### Provided entries
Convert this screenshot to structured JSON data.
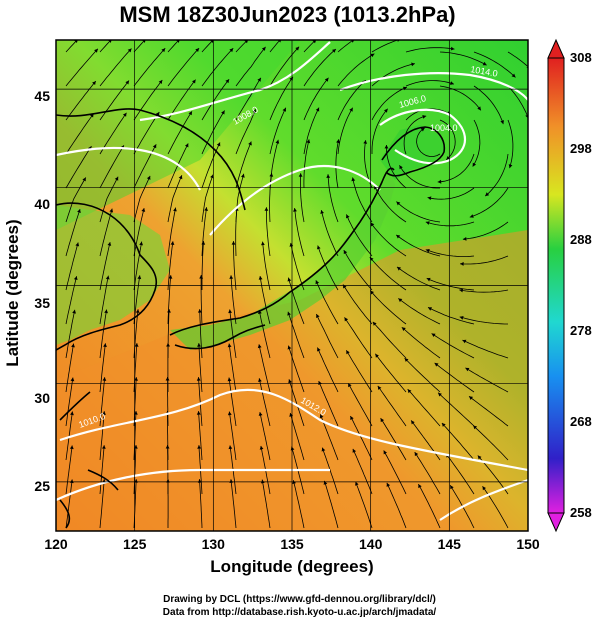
{
  "title": "MSM 18Z30Jun2023 (1013.2hPa)",
  "x_axis": {
    "label": "Longitude (degrees)",
    "ticks": [
      "120",
      "125",
      "130",
      "135",
      "140",
      "145",
      "150"
    ]
  },
  "y_axis": {
    "label": "Latitude  (degrees)",
    "ticks": [
      "25",
      "30",
      "35",
      "40",
      "45"
    ]
  },
  "colorbar": {
    "ticks": [
      "308",
      "298",
      "288",
      "278",
      "268",
      "258"
    ]
  },
  "contour_labels": [
    "1010.0",
    "1006.0",
    "1008.0",
    "1012.0",
    "1014.0",
    "1004.0"
  ],
  "credits": {
    "line1": "Drawing by DCL (https://www.gfd-dennou.org/library/dcl/)",
    "line2": "Data from http://database.rish.kyoto-u.ac.jp/arch/jmadata/"
  },
  "map_region": {
    "lon_range": [
      120,
      150
    ],
    "lat_range": [
      22.5,
      47.5
    ]
  },
  "colors": {
    "warm": "#f08a2a",
    "mid": "#d8e628",
    "cool": "#2ed02e",
    "coast": "#000000",
    "isobar": "#ffffff"
  }
}
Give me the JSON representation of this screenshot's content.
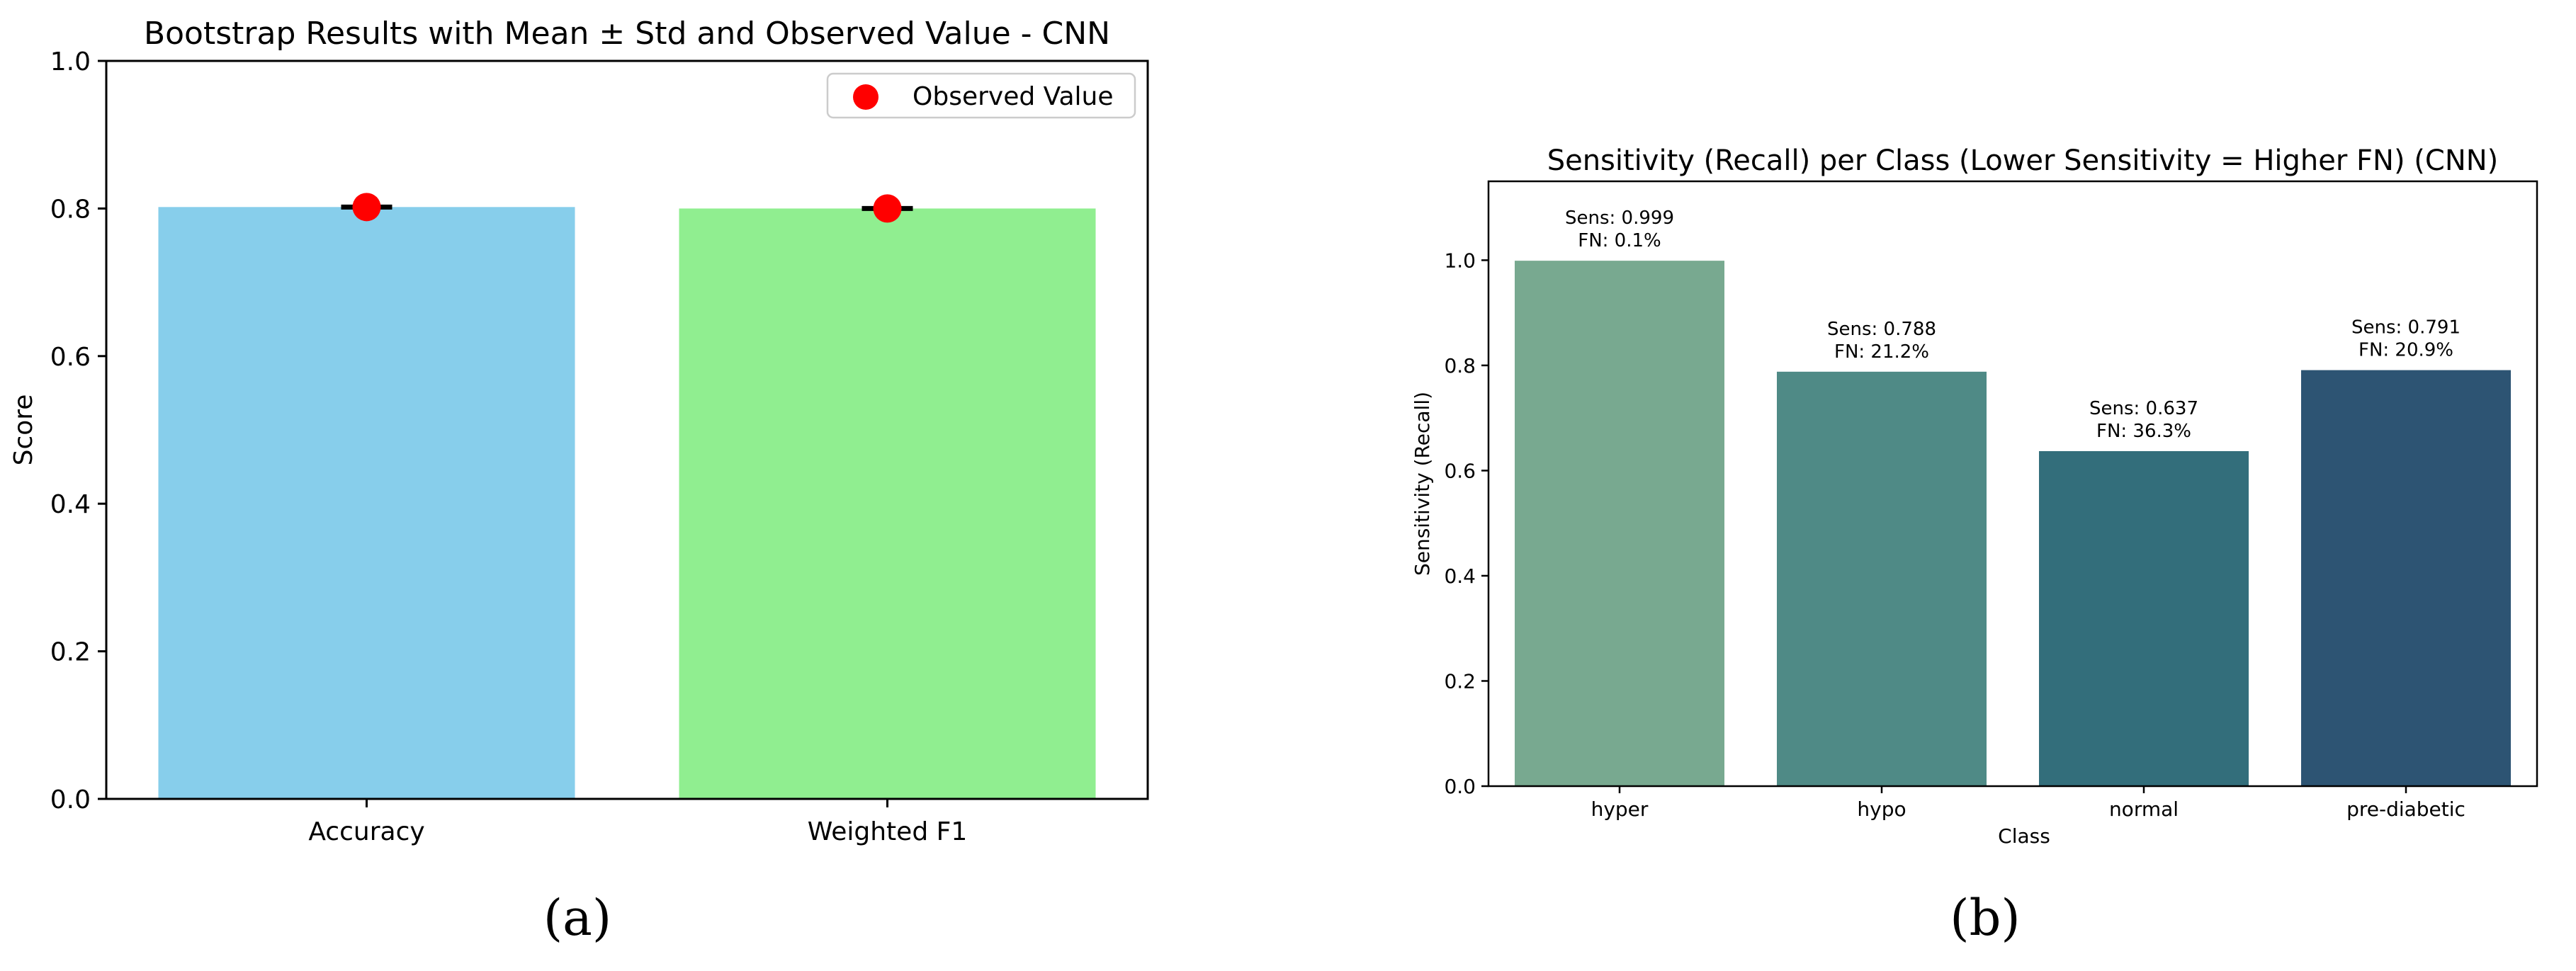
{
  "panels": {
    "a": {
      "sublabel": "(a)"
    },
    "b": {
      "sublabel": "(b)"
    }
  },
  "chart_data": [
    {
      "type": "bar",
      "title": "Bootstrap Results with Mean ± Std and Observed Value - CNN",
      "xlabel": "",
      "ylabel": "Score",
      "ylim": [
        0,
        1.0
      ],
      "yticks": [
        "0.0",
        "0.2",
        "0.4",
        "0.6",
        "0.8",
        "1.0"
      ],
      "categories": [
        "Accuracy",
        "Weighted F1"
      ],
      "values": [
        0.802,
        0.8
      ],
      "std": [
        0.004,
        0.004
      ],
      "observed": [
        0.802,
        0.8
      ],
      "bar_colors": [
        "#87ceeb",
        "#90ee90"
      ],
      "observed_color": "#ff0000",
      "errorbar_color": "#000000",
      "legend": {
        "position": "upper-right",
        "entries": [
          "Observed Value"
        ]
      },
      "grid": false
    },
    {
      "type": "bar",
      "title": "Sensitivity (Recall) per Class (Lower Sensitivity = Higher FN) (CNN)",
      "xlabel": "Class",
      "ylabel": "Sensitivity (Recall)",
      "ylim": [
        0,
        1.15
      ],
      "yticks": [
        "0.0",
        "0.2",
        "0.4",
        "0.6",
        "0.8",
        "1.0"
      ],
      "categories": [
        "hyper",
        "hypo",
        "normal",
        "pre-diabetic"
      ],
      "values": [
        0.999,
        0.788,
        0.637,
        0.791
      ],
      "bar_colors": [
        "#78a990",
        "#4f8a86",
        "#336e7b",
        "#2d5473"
      ],
      "annotations": [
        [
          "Sens: 0.999",
          "FN: 0.1%"
        ],
        [
          "Sens: 0.788",
          "FN: 21.2%"
        ],
        [
          "Sens: 0.637",
          "FN: 36.3%"
        ],
        [
          "Sens: 0.791",
          "FN: 20.9%"
        ]
      ],
      "grid": false
    }
  ]
}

### Instruction
Omit the pictures and output all of the other material exactly.

### Exercise result
Convert this screenshot to structured JSON data.
{
  "title": "MSM 18Z30Jun2023 (1013.2hPa)",
  "x_axis": {
    "label": "Longitude (degrees)",
    "ticks": [
      "120",
      "125",
      "130",
      "135",
      "140",
      "145",
      "150"
    ]
  },
  "y_axis": {
    "label": "Latitude  (degrees)",
    "ticks": [
      "25",
      "30",
      "35",
      "40",
      "45"
    ]
  },
  "colorbar": {
    "ticks": [
      "308",
      "298",
      "288",
      "278",
      "268",
      "258"
    ]
  },
  "contour_labels": [
    "1010.0",
    "1006.0",
    "1008.0",
    "1012.0",
    "1014.0",
    "1004.0"
  ],
  "credits": {
    "line1": "Drawing by DCL (https://www.gfd-dennou.org/library/dcl/)",
    "line2": "Data from http://database.rish.kyoto-u.ac.jp/arch/jmadata/"
  },
  "map_region": {
    "lon_range": [
      120,
      150
    ],
    "lat_range": [
      22.5,
      47.5
    ]
  },
  "colors": {
    "warm": "#f08a2a",
    "mid": "#d8e628",
    "cool": "#2ed02e",
    "coast": "#000000",
    "isobar": "#ffffff"
  }
}
Give me the JSON representation of this screenshot's content.
{
  "panels": {
    "a": {
      "sublabel": "(a)"
    },
    "b": {
      "sublabel": "(b)"
    }
  },
  "chart_data": [
    {
      "type": "bar",
      "title": "Bootstrap Results with Mean ± Std and Observed Value - CNN",
      "xlabel": "",
      "ylabel": "Score",
      "ylim": [
        0,
        1.0
      ],
      "yticks": [
        "0.0",
        "0.2",
        "0.4",
        "0.6",
        "0.8",
        "1.0"
      ],
      "categories": [
        "Accuracy",
        "Weighted F1"
      ],
      "values": [
        0.802,
        0.8
      ],
      "std": [
        0.004,
        0.004
      ],
      "observed": [
        0.802,
        0.8
      ],
      "bar_colors": [
        "#87ceeb",
        "#90ee90"
      ],
      "observed_color": "#ff0000",
      "errorbar_color": "#000000",
      "legend": {
        "position": "upper-right",
        "entries": [
          "Observed Value"
        ]
      },
      "grid": false
    },
    {
      "type": "bar",
      "title": "Sensitivity (Recall) per Class (Lower Sensitivity = Higher FN) (CNN)",
      "xlabel": "Class",
      "ylabel": "Sensitivity (Recall)",
      "ylim": [
        0,
        1.15
      ],
      "yticks": [
        "0.0",
        "0.2",
        "0.4",
        "0.6",
        "0.8",
        "1.0"
      ],
      "categories": [
        "hyper",
        "hypo",
        "normal",
        "pre-diabetic"
      ],
      "values": [
        0.999,
        0.788,
        0.637,
        0.791
      ],
      "bar_colors": [
        "#78a990",
        "#4f8a86",
        "#336e7b",
        "#2d5473"
      ],
      "annotations": [
        [
          "Sens: 0.999",
          "FN: 0.1%"
        ],
        [
          "Sens: 0.788",
          "FN: 21.2%"
        ],
        [
          "Sens: 0.637",
          "FN: 36.3%"
        ],
        [
          "Sens: 0.791",
          "FN: 20.9%"
        ]
      ],
      "grid": false
    }
  ]
}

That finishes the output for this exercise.